GOAL OF THE EXERCISE: Quote the lines that begin with the one containing "Patent image size: (1084, 1361)." and end with the one containing "The thin-wall recessed", reproducing them verbatim.

-- Start of STORED ROWS --

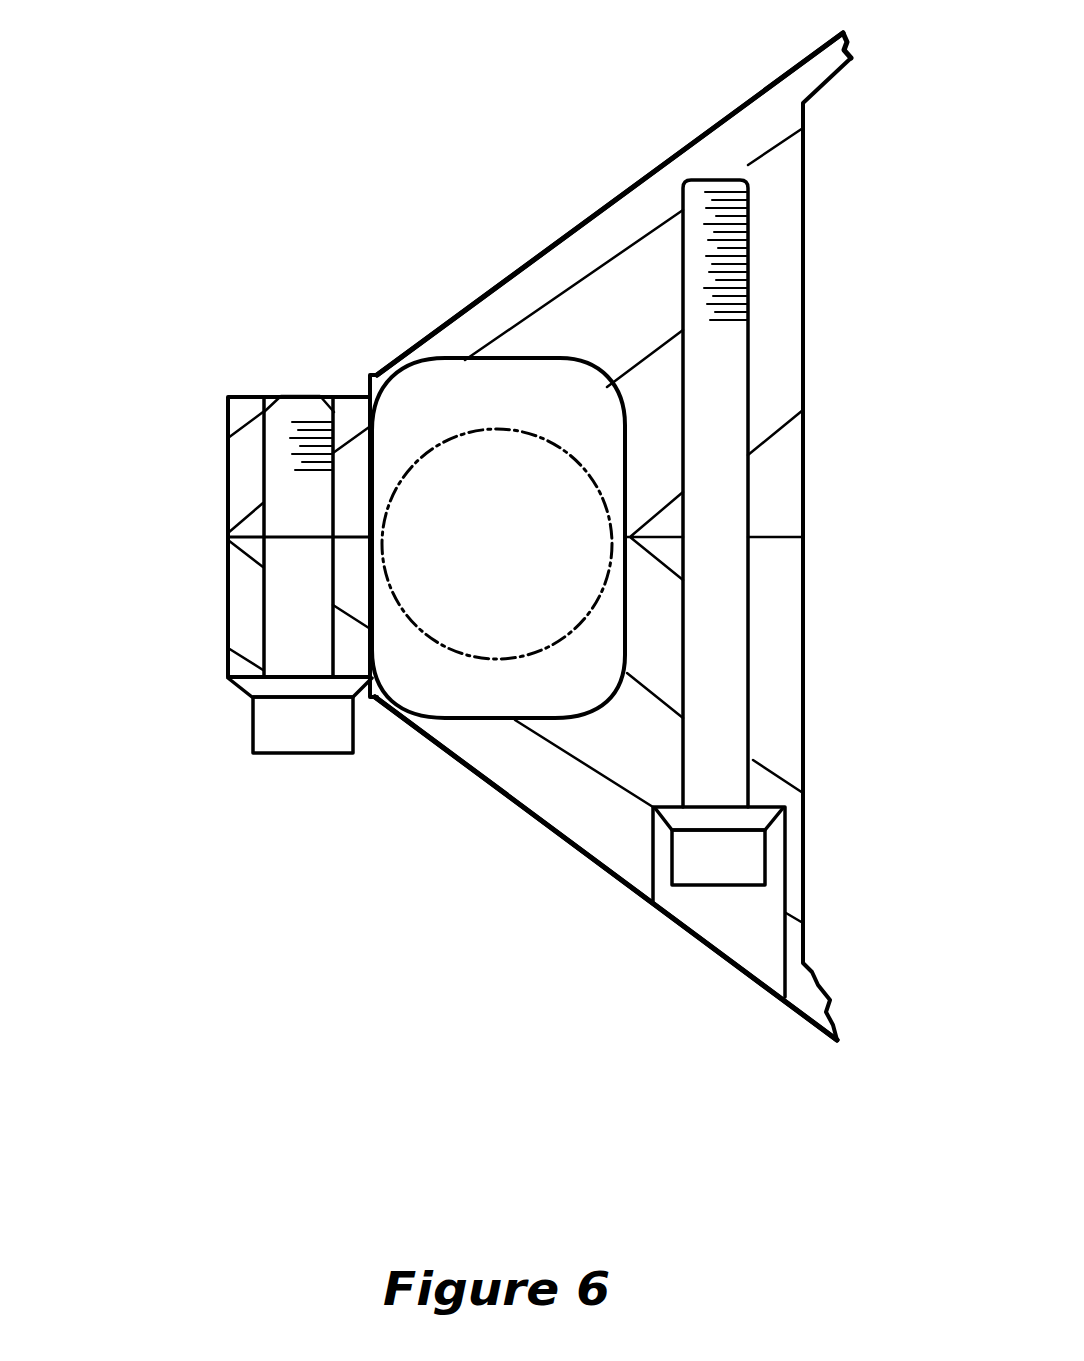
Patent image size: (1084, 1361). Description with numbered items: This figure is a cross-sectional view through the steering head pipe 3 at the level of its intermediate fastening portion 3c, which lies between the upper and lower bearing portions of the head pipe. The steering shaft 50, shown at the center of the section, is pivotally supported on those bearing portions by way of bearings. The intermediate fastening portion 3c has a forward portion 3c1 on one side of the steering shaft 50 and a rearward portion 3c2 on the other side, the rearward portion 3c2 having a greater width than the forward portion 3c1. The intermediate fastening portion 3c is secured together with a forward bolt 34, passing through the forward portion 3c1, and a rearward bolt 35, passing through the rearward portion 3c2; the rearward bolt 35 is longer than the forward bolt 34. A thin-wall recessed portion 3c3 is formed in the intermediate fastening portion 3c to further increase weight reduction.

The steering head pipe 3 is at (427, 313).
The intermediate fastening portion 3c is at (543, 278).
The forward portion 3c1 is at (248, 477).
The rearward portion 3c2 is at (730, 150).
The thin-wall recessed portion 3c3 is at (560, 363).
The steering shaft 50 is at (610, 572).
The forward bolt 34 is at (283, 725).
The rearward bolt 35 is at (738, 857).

-- End of STORED ROWS --
-- Start of STORED ROWS --

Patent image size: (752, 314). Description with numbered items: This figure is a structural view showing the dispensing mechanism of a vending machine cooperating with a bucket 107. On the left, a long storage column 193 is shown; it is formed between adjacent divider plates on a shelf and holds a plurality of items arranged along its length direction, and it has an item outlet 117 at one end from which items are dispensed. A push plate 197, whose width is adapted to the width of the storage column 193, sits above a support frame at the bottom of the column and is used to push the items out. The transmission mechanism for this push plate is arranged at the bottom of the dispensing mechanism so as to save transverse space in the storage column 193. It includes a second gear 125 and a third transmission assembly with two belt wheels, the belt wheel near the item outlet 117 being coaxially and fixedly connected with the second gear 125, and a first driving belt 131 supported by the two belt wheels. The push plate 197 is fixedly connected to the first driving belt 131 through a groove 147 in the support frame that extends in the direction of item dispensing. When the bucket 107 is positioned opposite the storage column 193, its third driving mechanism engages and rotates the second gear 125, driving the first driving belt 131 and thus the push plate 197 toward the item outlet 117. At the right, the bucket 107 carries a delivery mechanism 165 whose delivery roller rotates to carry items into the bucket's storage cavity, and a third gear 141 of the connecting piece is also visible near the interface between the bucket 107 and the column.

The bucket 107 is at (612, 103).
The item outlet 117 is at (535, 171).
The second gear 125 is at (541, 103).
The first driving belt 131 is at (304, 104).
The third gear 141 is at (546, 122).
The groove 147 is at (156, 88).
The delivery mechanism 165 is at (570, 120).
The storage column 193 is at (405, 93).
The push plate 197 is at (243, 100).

-- End of STORED ROWS --

ANSWER FOR THIS EXERCISE:
Patent image size: (1084, 1361). Description with numbered items: This figure is a cross-sectional view through the steering head pipe 3 at the level of its intermediate fastening portion 3c, which lies between the upper and lower bearing portions of the head pipe. The steering shaft 50, shown at the center of the section, is pivotally supported on those bearing portions by way of bearings. The intermediate fastening portion 3c has a forward portion 3c1 on one side of the steering shaft 50 and a rearward portion 3c2 on the other side, the rearward portion 3c2 having a greater width than the forward portion 3c1. The intermediate fastening portion 3c is secured together with a forward bolt 34, passing through the forward portion 3c1, and a rearward bolt 35, passing through the rearward portion 3c2; the rearward bolt 35 is longer than the forward bolt 34. A thin-wall recessed portion 3c3 is formed in the intermediate fastening portion 3c to further increase weight reduction.

The steering head pipe 3 is at (427, 313).
The intermediate fastening portion 3c is at (543, 278).
The forward portion 3c1 is at (248, 477).
The rearward portion 3c2 is at (730, 150).
The thin-wall recessed portion 3c3 is at (560, 363).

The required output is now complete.